Each line below that includes "loss" counts once; report the total and nothing more.
↓↓↓
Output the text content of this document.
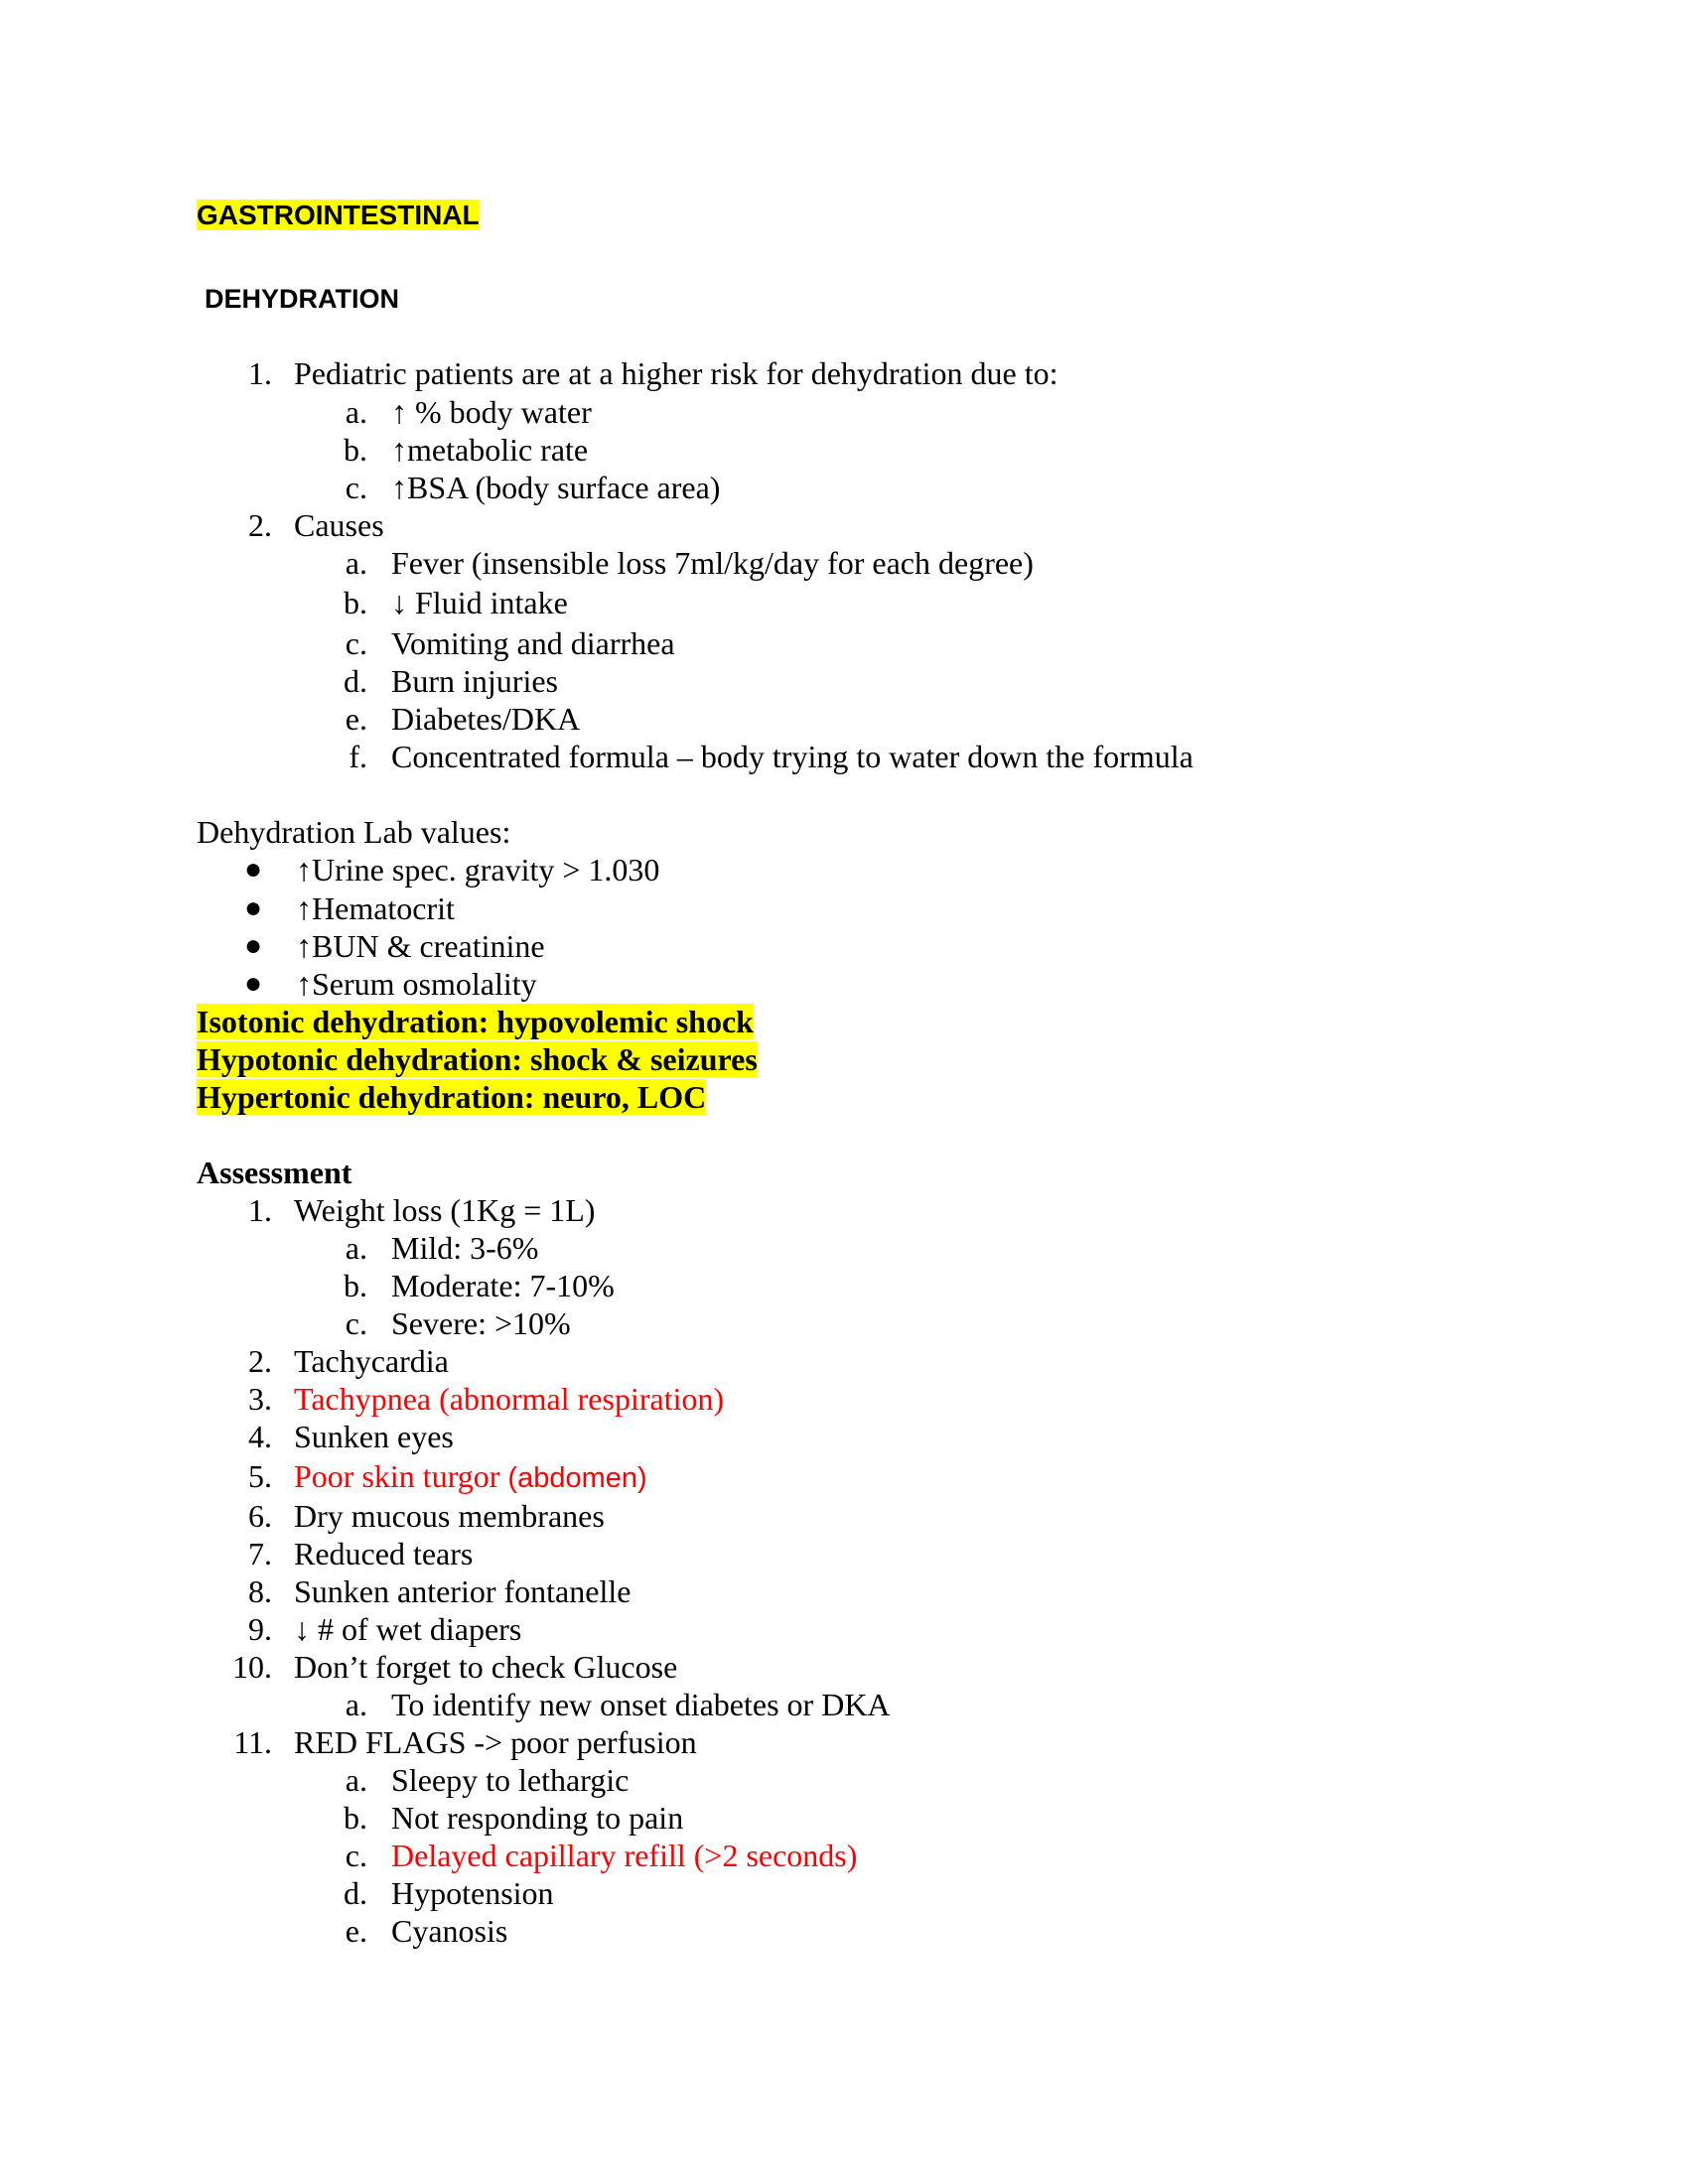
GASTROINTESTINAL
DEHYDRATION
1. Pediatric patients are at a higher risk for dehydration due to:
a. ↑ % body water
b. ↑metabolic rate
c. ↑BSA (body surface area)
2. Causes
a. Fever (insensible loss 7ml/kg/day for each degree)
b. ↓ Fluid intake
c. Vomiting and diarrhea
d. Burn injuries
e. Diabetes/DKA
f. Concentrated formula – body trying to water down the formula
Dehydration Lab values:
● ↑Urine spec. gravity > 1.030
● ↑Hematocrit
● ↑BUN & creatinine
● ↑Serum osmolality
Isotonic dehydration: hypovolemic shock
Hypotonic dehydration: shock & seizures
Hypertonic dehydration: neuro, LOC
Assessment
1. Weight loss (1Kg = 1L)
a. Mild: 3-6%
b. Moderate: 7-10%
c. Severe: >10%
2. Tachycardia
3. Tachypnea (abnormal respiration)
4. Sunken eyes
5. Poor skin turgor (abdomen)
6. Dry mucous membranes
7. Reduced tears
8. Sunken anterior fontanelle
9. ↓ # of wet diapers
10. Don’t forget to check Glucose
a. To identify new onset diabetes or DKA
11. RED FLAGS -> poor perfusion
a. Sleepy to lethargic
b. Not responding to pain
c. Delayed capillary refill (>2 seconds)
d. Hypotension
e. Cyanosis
↑↑↑
# Result of the exercise
2